### OPDRACHT
Zoek in het materiaal hieronder elke regel op waarin de tekenreeks "cloud" voorkomt, en schrijf die regels volledig over.

### INVOER BIJ OPDRACHT

————————

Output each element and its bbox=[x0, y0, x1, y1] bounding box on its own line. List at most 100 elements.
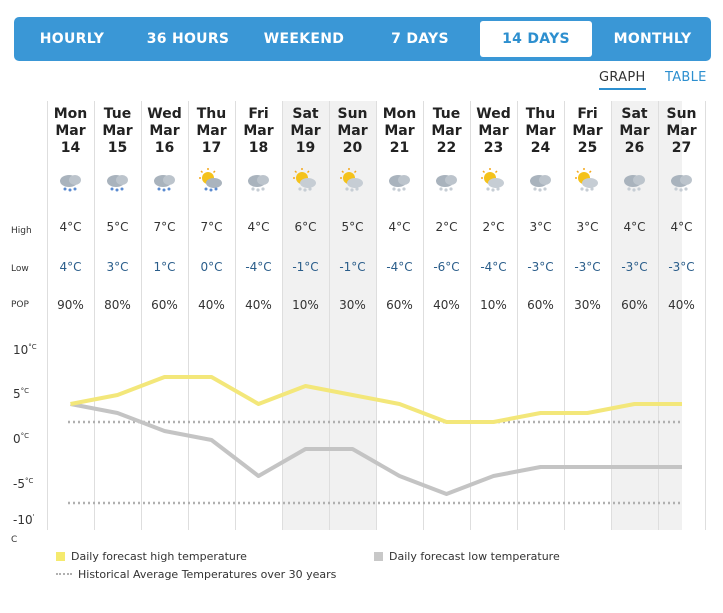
day-date: 17 bbox=[201, 140, 222, 156]
rain-icon bbox=[107, 175, 128, 192]
low-temp: -1°C bbox=[339, 260, 366, 274]
legend-low: Daily forecast low temperature bbox=[374, 550, 560, 563]
high-temp: 4°C bbox=[388, 220, 411, 234]
high-row-label: High bbox=[11, 226, 32, 236]
forecast-range-tabs: HOURLY 36 HOURS WEEKEND 7 DAYS 14 DAYS M… bbox=[14, 17, 711, 61]
day-header: Sun Mar 27 bbox=[658, 106, 705, 157]
day-header: Thu Mar 17 bbox=[188, 106, 235, 157]
day-header: Fri Mar 25 bbox=[564, 106, 611, 157]
snow-icon bbox=[248, 175, 269, 192]
day-date: 26 bbox=[624, 140, 645, 156]
day-header: Fri Mar 18 bbox=[235, 106, 282, 157]
day-month: Mar bbox=[384, 123, 415, 139]
day-month: Mar bbox=[55, 123, 86, 139]
day-header: Tue Mar 22 bbox=[423, 106, 470, 157]
y-axis-unit: C bbox=[11, 535, 18, 545]
tab-14-days[interactable]: 14 DAYS bbox=[480, 21, 592, 57]
sun-cloud-icon bbox=[481, 168, 504, 192]
column-divider bbox=[235, 101, 236, 530]
tab-monthly[interactable]: MONTHLY bbox=[613, 31, 692, 47]
day-of-week: Thu bbox=[196, 106, 227, 122]
day-month: Mar bbox=[196, 123, 227, 139]
column-divider bbox=[376, 101, 377, 530]
low-temp: -1°C bbox=[292, 260, 319, 274]
day-date: 23 bbox=[483, 140, 504, 156]
high-temperature-line bbox=[70, 375, 684, 424]
y-tick-label: 10°C bbox=[13, 343, 37, 357]
tab-weekend[interactable]: WEEKEND bbox=[263, 31, 345, 47]
column-divider bbox=[94, 101, 95, 530]
day-header: Wed Mar 23 bbox=[470, 106, 517, 157]
high-temp: 5°C bbox=[341, 220, 364, 234]
column-divider bbox=[705, 101, 706, 530]
high-temp: 6°C bbox=[294, 220, 317, 234]
high-temp: 2°C bbox=[482, 220, 505, 234]
column-divider bbox=[141, 101, 142, 530]
day-of-week: Fri bbox=[577, 106, 598, 122]
column-divider bbox=[329, 101, 330, 530]
sun-cloud-icon bbox=[340, 168, 363, 192]
day-month: Mar bbox=[149, 123, 180, 139]
y-tick-label: -10' bbox=[13, 513, 35, 527]
day-header: Sat Mar 26 bbox=[611, 106, 658, 157]
day-month: Mar bbox=[290, 123, 321, 139]
low-temp: -3°C bbox=[621, 260, 648, 274]
day-header: Thu Mar 24 bbox=[517, 106, 564, 157]
rain-icon bbox=[154, 175, 175, 192]
day-date: 15 bbox=[107, 140, 128, 156]
day-header: Sun Mar 20 bbox=[329, 106, 376, 157]
high-temp: 4°C bbox=[623, 220, 646, 234]
column-divider bbox=[470, 101, 471, 530]
column-divider bbox=[423, 101, 424, 530]
snow-icon bbox=[436, 175, 457, 192]
day-date: 21 bbox=[389, 140, 410, 156]
column-divider bbox=[517, 101, 518, 530]
high-temp: 5°C bbox=[106, 220, 129, 234]
day-date: 14 bbox=[60, 140, 81, 156]
pop-value: 60% bbox=[386, 298, 413, 312]
pop-value: 60% bbox=[527, 298, 554, 312]
day-month: Mar bbox=[478, 123, 509, 139]
sun-snow-icon bbox=[575, 168, 598, 192]
tab-7-days[interactable]: 7 DAYS bbox=[391, 31, 449, 47]
tab-hourly[interactable]: HOURLY bbox=[39, 31, 105, 47]
y-tick-label: 0°C bbox=[13, 432, 30, 446]
temperature-chart bbox=[68, 375, 684, 505]
pop-value: 40% bbox=[245, 298, 272, 312]
day-of-week: Fri bbox=[248, 106, 269, 122]
day-of-week: Sun bbox=[337, 106, 368, 122]
low-temp: -3°C bbox=[668, 260, 695, 274]
graph-view-toggle[interactable]: GRAPH bbox=[599, 70, 646, 90]
day-of-week: Sat bbox=[292, 106, 319, 122]
column-divider bbox=[47, 101, 48, 530]
low-temp: -3°C bbox=[574, 260, 601, 274]
day-date: 16 bbox=[154, 140, 175, 156]
snow-icon bbox=[530, 175, 551, 192]
low-temp: -3°C bbox=[527, 260, 554, 274]
low-temp: -4°C bbox=[245, 260, 272, 274]
legend-high: Daily forecast high temperature bbox=[56, 550, 247, 563]
legend-low-swatch bbox=[374, 552, 383, 561]
column-divider bbox=[188, 101, 189, 530]
day-of-week: Mon bbox=[382, 106, 417, 122]
pop-value: 80% bbox=[104, 298, 131, 312]
snow-icon bbox=[389, 175, 410, 192]
day-date: 24 bbox=[530, 140, 551, 156]
column-divider bbox=[658, 101, 659, 530]
sun-cloud-icon bbox=[293, 168, 316, 192]
day-month: Mar bbox=[525, 123, 556, 139]
day-of-week: Wed bbox=[476, 106, 511, 122]
pop-value: 30% bbox=[574, 298, 601, 312]
day-of-week: Wed bbox=[147, 106, 182, 122]
low-temp: -4°C bbox=[480, 260, 507, 274]
day-of-week: Sun bbox=[666, 106, 697, 122]
low-temp: -4°C bbox=[386, 260, 413, 274]
high-temp: 3°C bbox=[576, 220, 599, 234]
day-of-week: Tue bbox=[103, 106, 132, 122]
day-date: 27 bbox=[671, 140, 692, 156]
day-of-week: Thu bbox=[525, 106, 556, 122]
table-view-toggle[interactable]: TABLE bbox=[665, 70, 707, 85]
tab-36-hours[interactable]: 36 HOURS bbox=[146, 31, 230, 47]
day-month: Mar bbox=[243, 123, 274, 139]
high-temp: 4°C bbox=[59, 220, 82, 234]
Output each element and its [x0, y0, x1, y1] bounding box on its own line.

————————

### HET ANTWOORD
sun-cloud-icon bbox=[481, 168, 504, 192]
sun-cloud-icon bbox=[340, 168, 363, 192]
sun-cloud-icon bbox=[293, 168, 316, 192]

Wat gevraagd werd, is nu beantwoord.